-- START SUPPLIED TEXT --

Story 65: How to Pray Part 1: The Holy One Who Hears

Matthew 6:5-10

 Sunset

As Jesus taught His Sermon on the Mount, He explained how God wanted His disciples to pray. The people of Jesus’ time were not to follow the models of their culture.  The religious leaders who used prayer to show off their own piety. Instead, He taught them a prayer that they could use as a different kind of model. The words of His model was never meant to be uses as a kind of chant.  Jesus explained that chants were the way of the pagan religions. They thought they could manipulate their idols and deities by repeating things over and over again in a mantra. But the God of the universe is alive and listening. He doesn’t want to hear mindless babble. God wants His children to talk to Him thoughtfully and meaningful as a child talks to a good Father about what is on their heart.

So Jesus gave a very clear and simple format to help retrain how His disciples approached their God in prayer. Sometimes it is called the Lord’s Prayer. Others have said it should probably be called the Disciples Prayer since it is the one He gave to us to help us come to Him. For this blog, we’ll look at the outline of the prayer. It is a way to take notice of what themes were important to Jesus in our prayers. For the next blog we’ll take a deeper look at its meaning.  This is what He said:

“‘This, then, is how you should pray:

 “‘Our Father in Heaven,

hallowed be Your name,

Your Kingdom come,

Your will be done on earth

as it is in Heaven.”

According to Jesus, when we come to God, we come to our Father. He is not a roaring terror of a tyrant, a distant but noble King that demands our allegiance, or a wimpy deity who needs our help. Jesus said He is our Father, just as God is His Father. We are part of His family, we belong to Him, and because He is a good Father, He loves us with deep, rich loyalty. We can go to His throne of grace and pray with total confidence. And what do we do when we get there?

First, Jesus said to praise Him. He is high and holy and utterly worthy…so much so that even His name is hallowed.

Then we pray that His Kingdom will come. Until it does, we are to pray that His will would be done on earth just like His will is always perfectly honored in Heaven.

-- END SUPPLIED TEXT --

## WORK TO COMPLETE
• 1. In the passage on how to pray, rename "Kingdom" to "Reign" in the portion between "hallowed be Your" and "we get there?", inclusive, and write that portion out.
• 2. According to the passage on how to pray, what name do some say the Lord's Prayer should probably be called instead?

-- START DATA RECORDS --

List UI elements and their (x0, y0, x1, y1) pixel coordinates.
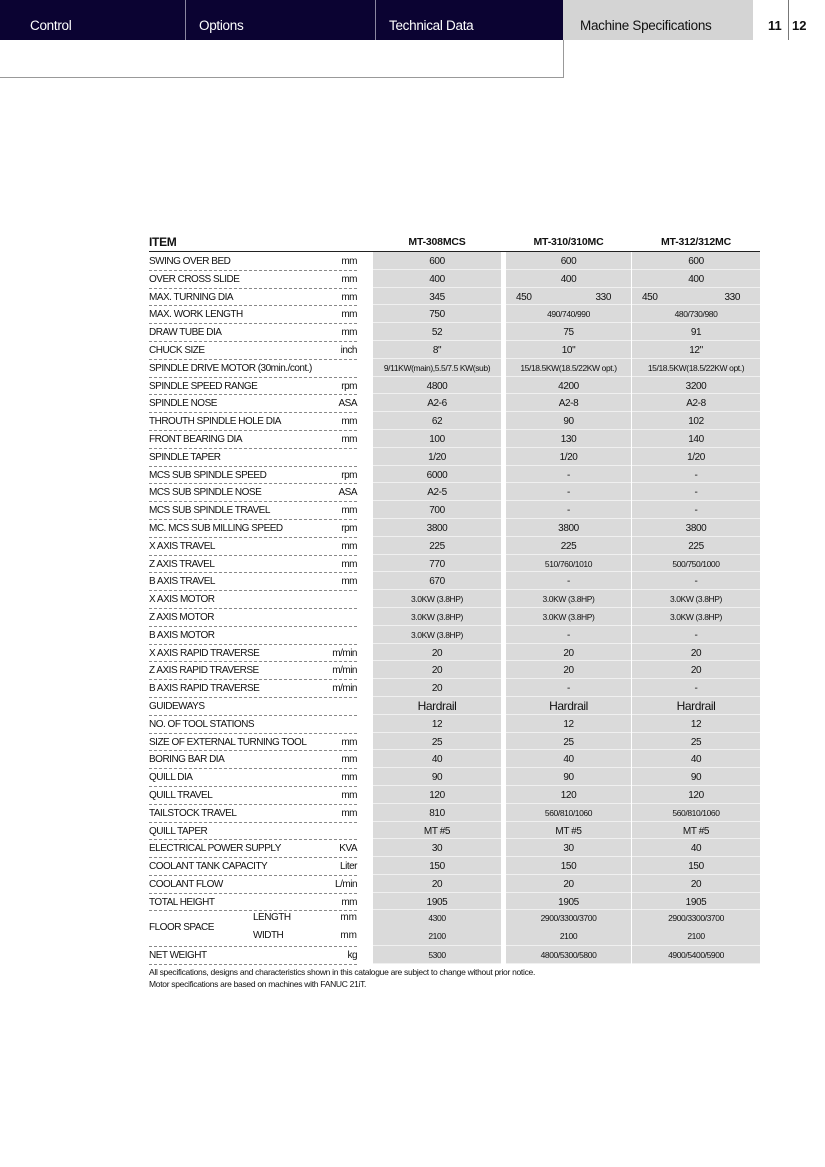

-- END DATA RECORDS --
-- START DATA RECORDS --

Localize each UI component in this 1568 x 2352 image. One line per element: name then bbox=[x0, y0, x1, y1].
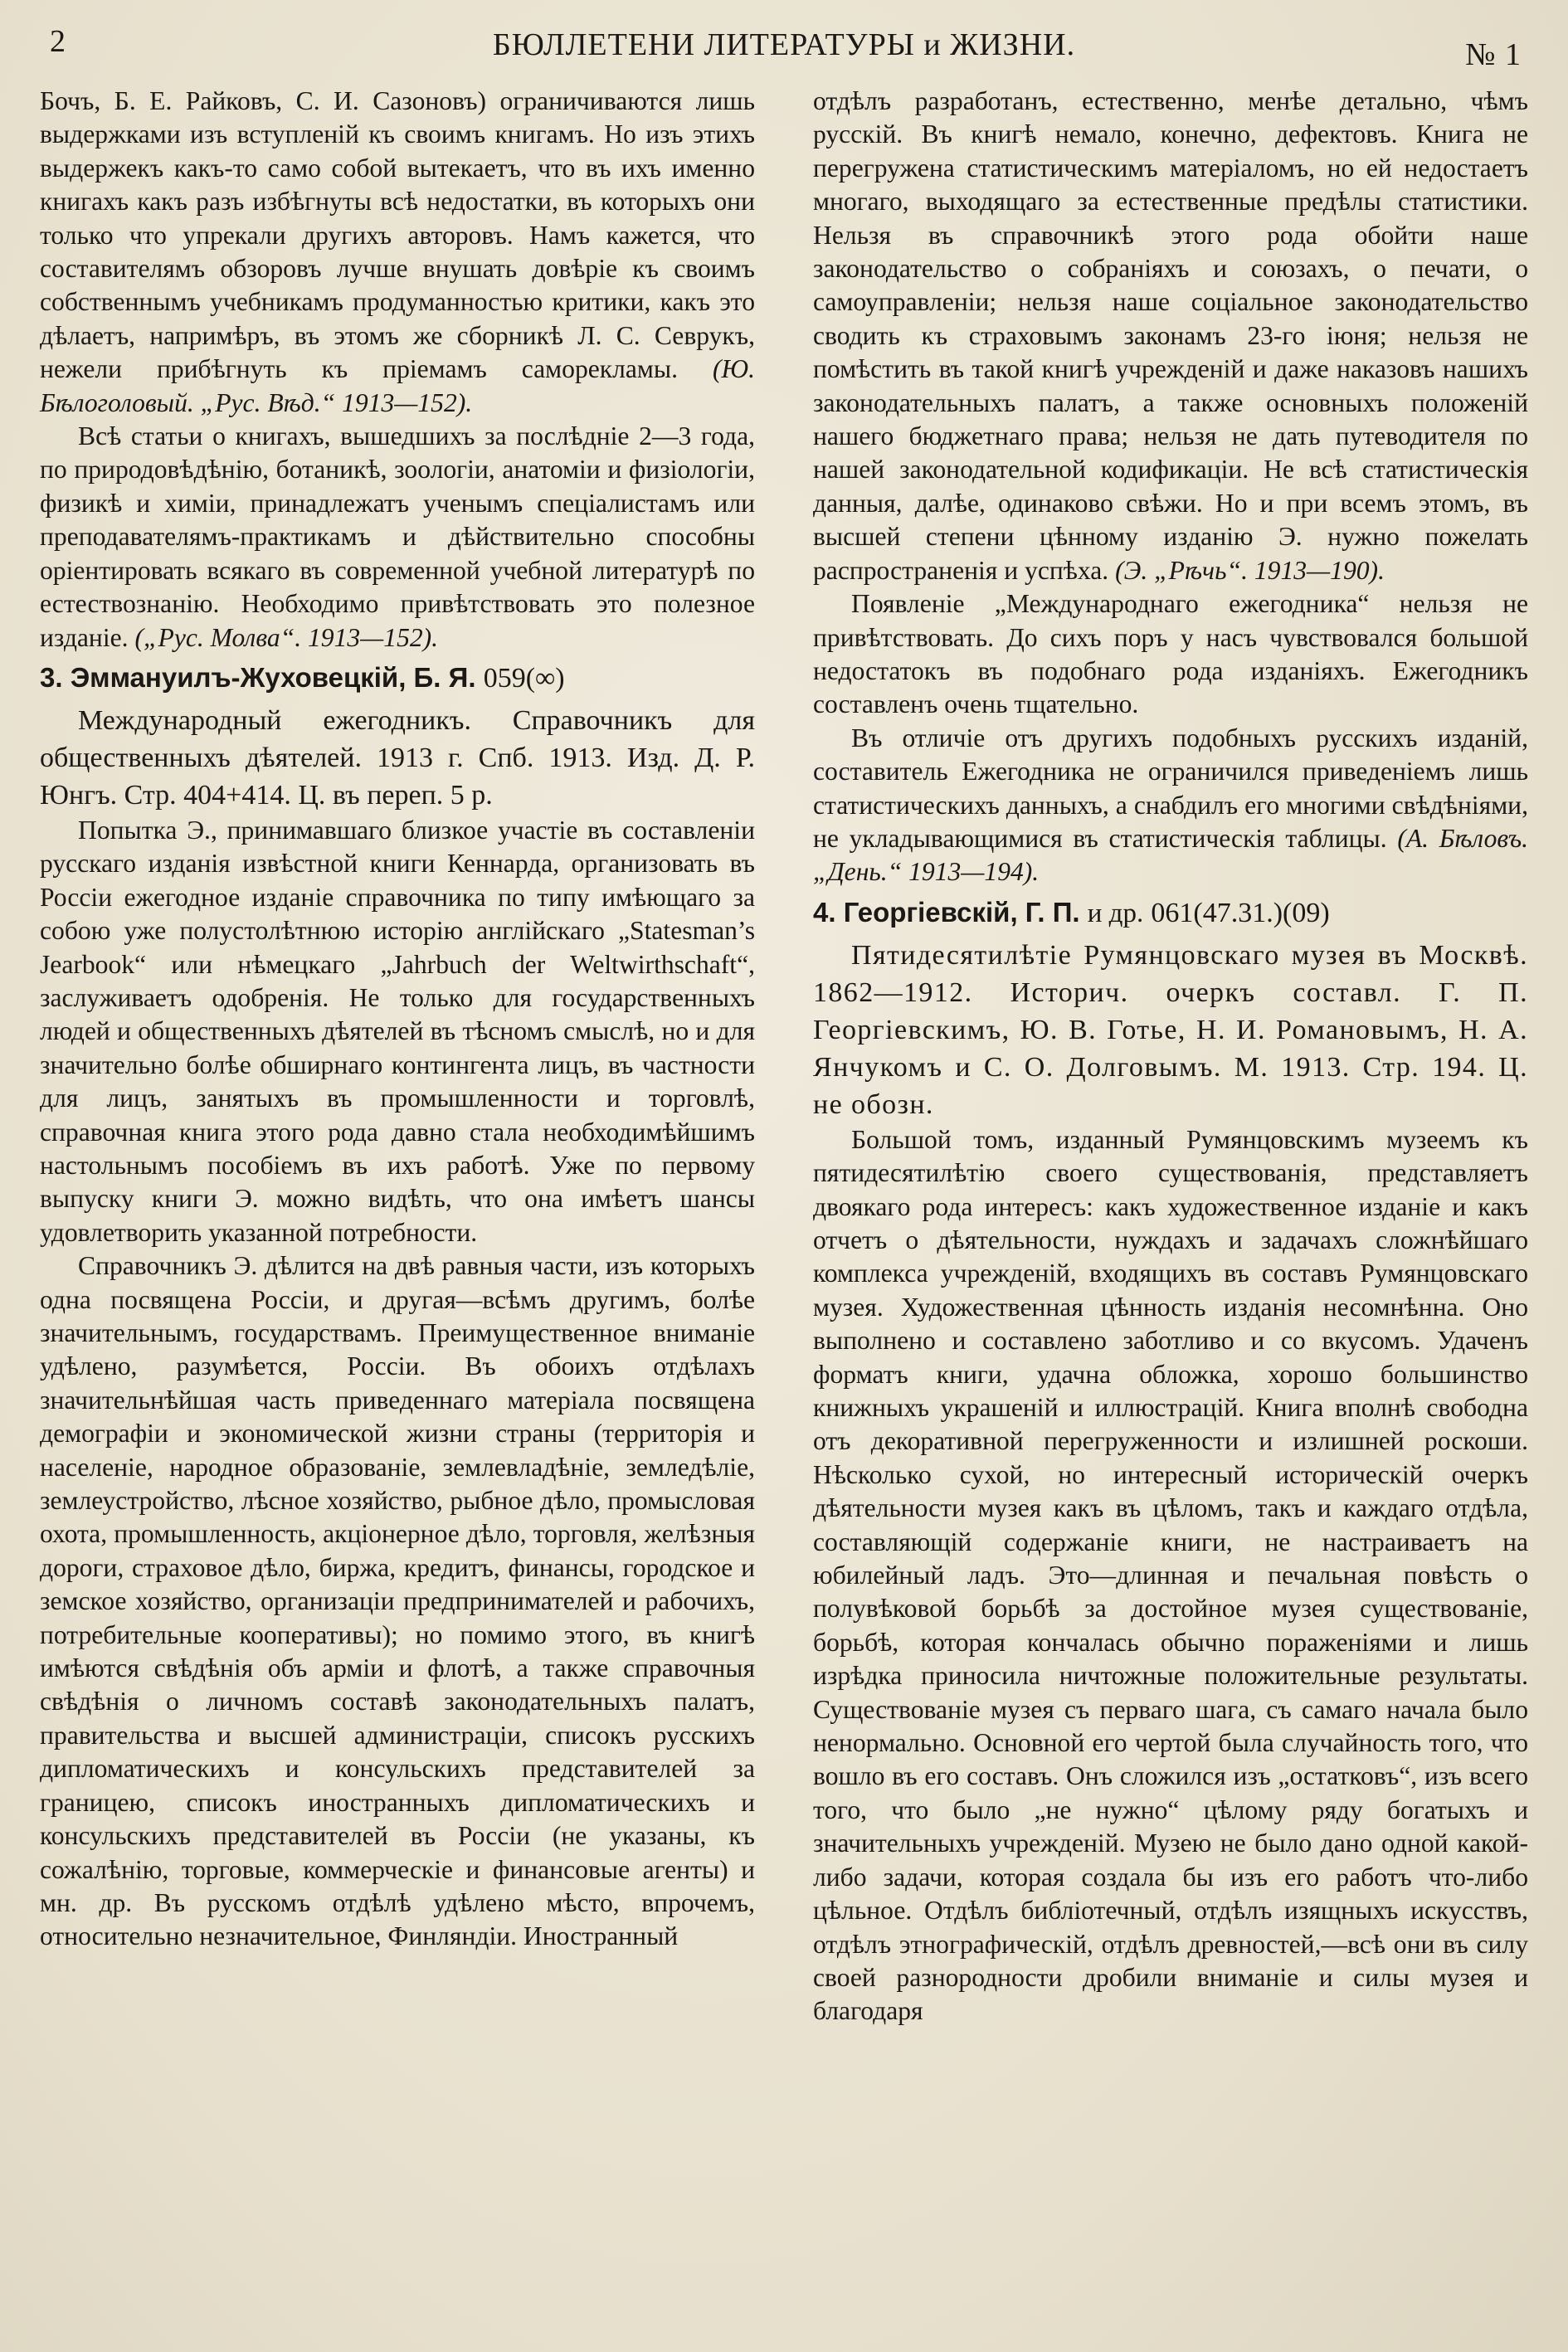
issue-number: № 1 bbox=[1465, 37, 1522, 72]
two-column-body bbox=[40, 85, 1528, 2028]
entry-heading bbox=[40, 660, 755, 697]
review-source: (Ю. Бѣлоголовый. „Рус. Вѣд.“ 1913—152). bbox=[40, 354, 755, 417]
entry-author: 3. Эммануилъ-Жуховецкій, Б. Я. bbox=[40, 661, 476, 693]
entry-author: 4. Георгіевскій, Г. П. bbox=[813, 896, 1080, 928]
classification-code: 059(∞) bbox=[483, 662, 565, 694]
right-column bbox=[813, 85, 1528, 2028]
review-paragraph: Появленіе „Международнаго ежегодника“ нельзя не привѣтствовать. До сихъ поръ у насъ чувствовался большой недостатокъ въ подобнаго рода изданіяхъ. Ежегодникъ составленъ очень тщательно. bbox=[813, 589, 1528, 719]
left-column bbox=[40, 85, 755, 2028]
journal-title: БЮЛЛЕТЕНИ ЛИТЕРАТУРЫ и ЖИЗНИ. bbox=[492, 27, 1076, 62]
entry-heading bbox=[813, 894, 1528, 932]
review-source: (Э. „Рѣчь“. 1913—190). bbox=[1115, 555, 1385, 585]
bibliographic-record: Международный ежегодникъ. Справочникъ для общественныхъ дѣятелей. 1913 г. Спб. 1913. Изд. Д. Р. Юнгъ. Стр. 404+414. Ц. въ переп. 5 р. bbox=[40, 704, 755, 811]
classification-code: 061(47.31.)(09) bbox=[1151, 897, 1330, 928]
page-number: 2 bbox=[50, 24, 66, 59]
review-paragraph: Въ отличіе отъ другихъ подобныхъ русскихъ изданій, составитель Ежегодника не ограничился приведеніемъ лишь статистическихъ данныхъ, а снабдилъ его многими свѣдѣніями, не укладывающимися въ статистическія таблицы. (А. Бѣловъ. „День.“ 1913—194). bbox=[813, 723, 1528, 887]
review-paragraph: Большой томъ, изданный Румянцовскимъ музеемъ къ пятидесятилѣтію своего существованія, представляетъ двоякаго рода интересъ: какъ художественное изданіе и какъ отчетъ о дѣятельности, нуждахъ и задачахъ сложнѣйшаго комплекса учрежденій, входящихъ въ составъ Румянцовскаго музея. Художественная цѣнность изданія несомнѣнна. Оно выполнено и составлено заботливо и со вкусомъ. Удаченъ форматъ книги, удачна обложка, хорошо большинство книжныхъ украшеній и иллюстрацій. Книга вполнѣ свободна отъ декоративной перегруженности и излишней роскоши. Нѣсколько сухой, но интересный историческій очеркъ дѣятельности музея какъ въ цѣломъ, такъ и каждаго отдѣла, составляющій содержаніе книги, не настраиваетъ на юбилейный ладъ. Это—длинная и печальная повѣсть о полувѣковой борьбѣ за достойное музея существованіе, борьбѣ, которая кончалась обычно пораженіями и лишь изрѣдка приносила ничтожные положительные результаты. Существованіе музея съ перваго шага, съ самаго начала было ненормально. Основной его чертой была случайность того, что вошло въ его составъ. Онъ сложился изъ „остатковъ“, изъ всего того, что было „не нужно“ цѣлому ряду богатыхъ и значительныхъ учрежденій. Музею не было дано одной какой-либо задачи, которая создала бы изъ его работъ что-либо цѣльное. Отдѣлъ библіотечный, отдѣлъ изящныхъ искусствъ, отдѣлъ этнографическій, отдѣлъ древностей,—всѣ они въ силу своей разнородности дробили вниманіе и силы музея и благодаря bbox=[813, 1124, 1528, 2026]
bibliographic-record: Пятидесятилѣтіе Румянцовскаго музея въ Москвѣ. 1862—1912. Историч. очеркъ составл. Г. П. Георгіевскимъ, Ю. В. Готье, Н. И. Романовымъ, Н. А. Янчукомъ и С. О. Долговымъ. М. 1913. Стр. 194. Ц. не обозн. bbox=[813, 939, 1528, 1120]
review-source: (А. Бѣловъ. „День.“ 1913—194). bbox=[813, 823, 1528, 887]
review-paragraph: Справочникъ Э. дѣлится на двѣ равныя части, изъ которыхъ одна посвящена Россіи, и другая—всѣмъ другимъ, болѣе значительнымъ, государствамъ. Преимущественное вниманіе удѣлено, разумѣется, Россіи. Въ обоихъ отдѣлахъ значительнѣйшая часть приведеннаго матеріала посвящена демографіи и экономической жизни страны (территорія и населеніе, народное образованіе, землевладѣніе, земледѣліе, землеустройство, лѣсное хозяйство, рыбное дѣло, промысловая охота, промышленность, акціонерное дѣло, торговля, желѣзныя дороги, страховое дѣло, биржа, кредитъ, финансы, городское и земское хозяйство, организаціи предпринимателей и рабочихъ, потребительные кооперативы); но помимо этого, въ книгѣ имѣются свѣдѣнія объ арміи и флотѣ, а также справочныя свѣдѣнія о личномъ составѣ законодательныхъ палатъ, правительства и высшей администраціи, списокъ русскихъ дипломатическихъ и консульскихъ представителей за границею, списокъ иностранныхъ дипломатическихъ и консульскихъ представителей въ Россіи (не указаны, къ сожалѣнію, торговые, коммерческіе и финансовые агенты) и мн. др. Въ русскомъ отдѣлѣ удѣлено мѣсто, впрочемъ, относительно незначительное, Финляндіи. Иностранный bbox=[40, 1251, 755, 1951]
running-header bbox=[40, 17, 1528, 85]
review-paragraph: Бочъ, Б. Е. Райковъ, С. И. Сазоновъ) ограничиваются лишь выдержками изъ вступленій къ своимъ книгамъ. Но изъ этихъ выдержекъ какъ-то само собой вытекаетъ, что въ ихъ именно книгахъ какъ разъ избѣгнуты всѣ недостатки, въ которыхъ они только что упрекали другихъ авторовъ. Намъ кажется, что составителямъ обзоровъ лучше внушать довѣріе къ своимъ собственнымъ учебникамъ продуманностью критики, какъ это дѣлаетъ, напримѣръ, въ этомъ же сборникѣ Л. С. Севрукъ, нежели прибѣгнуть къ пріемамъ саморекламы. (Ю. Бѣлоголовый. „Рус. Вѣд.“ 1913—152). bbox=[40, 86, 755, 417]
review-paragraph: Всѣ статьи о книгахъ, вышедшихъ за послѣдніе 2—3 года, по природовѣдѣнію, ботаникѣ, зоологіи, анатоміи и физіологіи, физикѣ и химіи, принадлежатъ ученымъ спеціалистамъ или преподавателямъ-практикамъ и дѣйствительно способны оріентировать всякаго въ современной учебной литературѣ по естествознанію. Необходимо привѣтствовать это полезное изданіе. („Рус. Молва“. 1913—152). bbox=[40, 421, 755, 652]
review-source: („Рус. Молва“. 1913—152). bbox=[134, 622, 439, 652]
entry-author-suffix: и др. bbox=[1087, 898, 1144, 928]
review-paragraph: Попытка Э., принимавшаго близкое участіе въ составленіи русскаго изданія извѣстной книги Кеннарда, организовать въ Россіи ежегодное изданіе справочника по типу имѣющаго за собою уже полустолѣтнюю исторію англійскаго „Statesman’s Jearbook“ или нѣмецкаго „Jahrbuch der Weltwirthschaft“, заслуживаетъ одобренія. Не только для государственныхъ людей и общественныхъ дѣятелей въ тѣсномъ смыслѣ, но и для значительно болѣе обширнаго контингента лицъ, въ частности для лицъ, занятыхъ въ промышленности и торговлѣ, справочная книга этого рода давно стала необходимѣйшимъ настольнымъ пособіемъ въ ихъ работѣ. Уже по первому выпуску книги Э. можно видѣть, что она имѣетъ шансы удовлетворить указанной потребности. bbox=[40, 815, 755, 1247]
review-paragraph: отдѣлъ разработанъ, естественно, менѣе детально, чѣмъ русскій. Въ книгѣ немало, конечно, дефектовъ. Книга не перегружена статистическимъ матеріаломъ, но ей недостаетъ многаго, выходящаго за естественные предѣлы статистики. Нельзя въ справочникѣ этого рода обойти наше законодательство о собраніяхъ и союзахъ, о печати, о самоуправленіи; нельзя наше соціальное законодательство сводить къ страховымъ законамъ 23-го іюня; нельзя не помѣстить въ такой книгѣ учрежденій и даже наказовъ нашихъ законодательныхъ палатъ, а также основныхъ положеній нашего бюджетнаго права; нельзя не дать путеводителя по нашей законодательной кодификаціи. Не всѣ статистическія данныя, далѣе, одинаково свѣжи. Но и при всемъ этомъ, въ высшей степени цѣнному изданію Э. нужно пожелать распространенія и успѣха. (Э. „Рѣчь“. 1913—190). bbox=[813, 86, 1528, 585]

-- END DATA RECORDS --

## FULL ANSWERS
• 1.
hallowed be Your name,

Your Reign come,

Your will be done on earth

as it is in Heaven.”

According to Jesus, when we come to God, we come to our Father. He is not a roaring terror of a tyrant, a distant but noble King that demands our allegiance, or a wimpy deity who needs our help. Jesus said He is our Father, just as God is His Father. We are part of His family, we belong to Him, and because He is a good Father, He loves us with deep, rich loyalty. We can go to His throne of grace and pray with total confidence. And what do we do when we get there?

• 2. The Disciples Prayer.